ECF No. 140 at 5:20-25.
Tr. Ex. 12.
ECF No. 149 at 6.
Tr. Ex. 31.
Yet the representation that Elavon would provide the tools ATMMS needed to integrate MCC into Converge by October 2015 was false, and Elavon knew it. Przybylek testified that Elavon never intended to achieve the solution ATMMS sought by the liability-shift date. Also, the evidence shows that Elavon likely lacked a sufficient basis to continuously tout its EMV technology for Converge-reliant customers, as it did not even begin its beta program for Commerce SDK until well into 2015. So the first and second elements of the fraud and negligent-misrepresentation claims are satisfied.
2. ATMMS justifiably relied on Elavon's misrepresentations to its detriment.
ATMMS also met the last two elements of its fraud claim (justifiable reliance and harm). The justifiable-reliance requirement “does not impose a duty to investigate absent any facts to alert the defrauded party his reliance is unreasonable.” Rather, a “party has a right to rely on an express statement of existing fact, the truth of which is known to the party making the representation and unknown to the other party.” However, a person may not rely on a representation if he “has information [that] would serve as a danger signal and a red light to any normal person of his intelligence and experience.”
Collins v. Burns, 741 P.2d 819, 821 (Nev. 1987).
Id.
Id.
Applying these principles, ATMMS's reliance on Elavon's representations about its EMV technology was justified. Poggi credibly testified that ATMMS would have hired a different processor or developed its own software if he knew that Elavon would not deliver on its assertions. That testimony comports with emails from Poggi during the relevant time period that ATMMS depended on an Elavon solution for EMV compliance. The parties had a good working relationship and together already integrated MCC to Elavon's system once before. Elavon understood the importance of EMV compliance to the industry and ATMMS specifically, and I find that it never told ATMMS that Commerce SDK would not be a viable option by the liability-shift date. By contrast, a long parade of emails touted Elavon's EMV readiness and made no distinctions by types of customers. So I find that ATMMS was entitled to put faith in Elavon's representations.
ECF No. 140 at 197:22-25, 200:18-21, 203:17.
Tr. Ex. 98.
ECF No. 137 at 229:16-230:6.
ECF No. 140 at 146:2-147:8.
ECF No. 136 at 95:19-99:3.
ECF No. 140 at 6:23-7:1, 8:4-8.
See, e.g., Tr. Ex. 3; Tr. Ex. 4; Tr. Ex. 5.

Stored items from a collection:

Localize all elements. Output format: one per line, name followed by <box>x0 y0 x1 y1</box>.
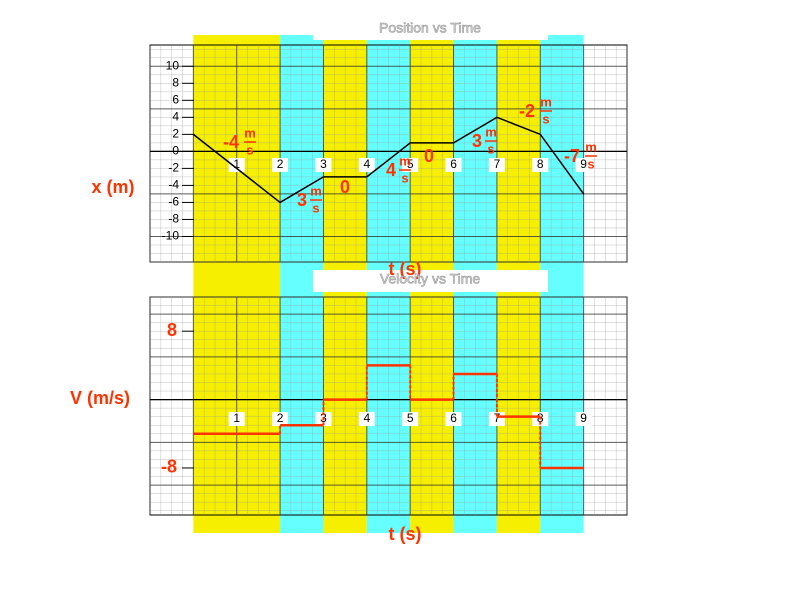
x-tick-label: 3 <box>320 157 327 171</box>
y-tick-label: 8 <box>172 75 179 89</box>
slope-unit: m <box>485 124 497 139</box>
y-tick-label: -6 <box>168 195 179 209</box>
x-tick-box <box>575 158 592 172</box>
slope-value: 0 <box>340 177 350 197</box>
slope-per: s <box>587 156 594 171</box>
x-tick-box <box>272 412 289 426</box>
grid <box>149 296 628 516</box>
x-tick-label: 1 <box>233 157 240 171</box>
x-axis-label: t (s) <box>389 259 422 279</box>
x-tick-box <box>402 412 419 426</box>
title-box <box>313 270 548 292</box>
title-box <box>313 20 548 40</box>
x-tick-label: 2 <box>277 157 284 171</box>
x-tick-label: 6 <box>450 411 457 425</box>
slope-unit: m <box>310 183 322 198</box>
y-tick-label: 8 <box>167 320 177 340</box>
y-axis-label: x (m) <box>91 177 134 197</box>
y-axis-label: V (m/s) <box>70 388 130 408</box>
y-tick-label: -4 <box>168 178 179 192</box>
slope-per: s <box>246 142 253 157</box>
x-axis-label: t (s) <box>389 524 422 544</box>
slope-per: s <box>542 111 549 126</box>
slope-unit: m <box>540 94 552 109</box>
y-tick-label: 2 <box>172 127 179 141</box>
x-tick-box <box>445 158 462 172</box>
y-tick-label: 10 <box>166 58 180 72</box>
x-tick-box <box>402 158 419 172</box>
x-tick-box <box>358 412 375 426</box>
x-tick-box <box>358 158 375 172</box>
x-tick-label: 4 <box>363 411 370 425</box>
x-tick-box <box>228 412 245 426</box>
slope-value: 0 <box>424 146 434 166</box>
slope-unit: m <box>585 139 597 154</box>
slope-per: s <box>401 170 408 185</box>
x-tick-label: 6 <box>450 157 457 171</box>
x-tick-label: 5 <box>407 411 414 425</box>
slope-unit: m <box>244 125 256 140</box>
y-tick-label: -2 <box>168 161 179 175</box>
slope-per: s <box>487 141 494 156</box>
slope-value: 4 <box>386 160 396 180</box>
x-tick-box <box>445 412 462 426</box>
x-tick-box <box>315 158 332 172</box>
y-tick-label: 0 <box>172 144 179 158</box>
x-tick-label: 5 <box>407 157 414 171</box>
chart-title: Velocity vs Time <box>380 271 481 287</box>
x-tick-box <box>272 158 289 172</box>
x-tick-label: 9 <box>580 411 587 425</box>
y-tick-label: -8 <box>168 212 179 226</box>
x-tick-label: 7 <box>494 411 501 425</box>
y-tick-label: 4 <box>172 110 179 124</box>
x-tick-box <box>228 158 245 172</box>
x-tick-box <box>532 158 549 172</box>
y-tick-label: -10 <box>162 229 180 243</box>
slope-value: 3 <box>297 190 307 210</box>
slope-value: 3 <box>472 131 482 151</box>
x-tick-box <box>488 158 505 172</box>
x-tick-label: 2 <box>277 411 284 425</box>
x-tick-label: 1 <box>233 411 240 425</box>
slope-value: -7 <box>564 146 580 166</box>
x-tick-box <box>575 412 592 426</box>
slope-unit: m <box>399 153 411 168</box>
slope-per: s <box>312 200 319 215</box>
x-tick-label: 8 <box>537 157 544 171</box>
x-tick-label: 4 <box>363 157 370 171</box>
chart-title: Position vs Time <box>379 20 481 36</box>
position-line <box>192 116 585 204</box>
slope-value: -4 <box>223 132 239 152</box>
x-tick-label: 9 <box>580 157 587 171</box>
slope-value: -2 <box>519 101 535 121</box>
y-tick-label: -8 <box>161 457 177 477</box>
y-tick-label: 6 <box>172 92 179 106</box>
x-tick-label: 7 <box>494 157 501 171</box>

#### [TASK TO CARRY OUT]
Change "ECF No. 137" to "ECF No. 138" in the ruling text and reproduce the passage between "ECF No. 140 at 197:22-25, 200:18-21, 203:17." and "at 6:23-7:1, 8:4-8.", inclusive. Work from the ruling text only.

#### [ANSWER IN FULL]
ECF No. 140 at 197:22-25, 200:18-21, 203:17.
Tr. Ex. 98.
ECF No. 138 at 229:16-230:6.
ECF No. 140 at 146:2-147:8.
ECF No. 136 at 95:19-99:3.
ECF No. 140 at 6:23-7:1, 8:4-8.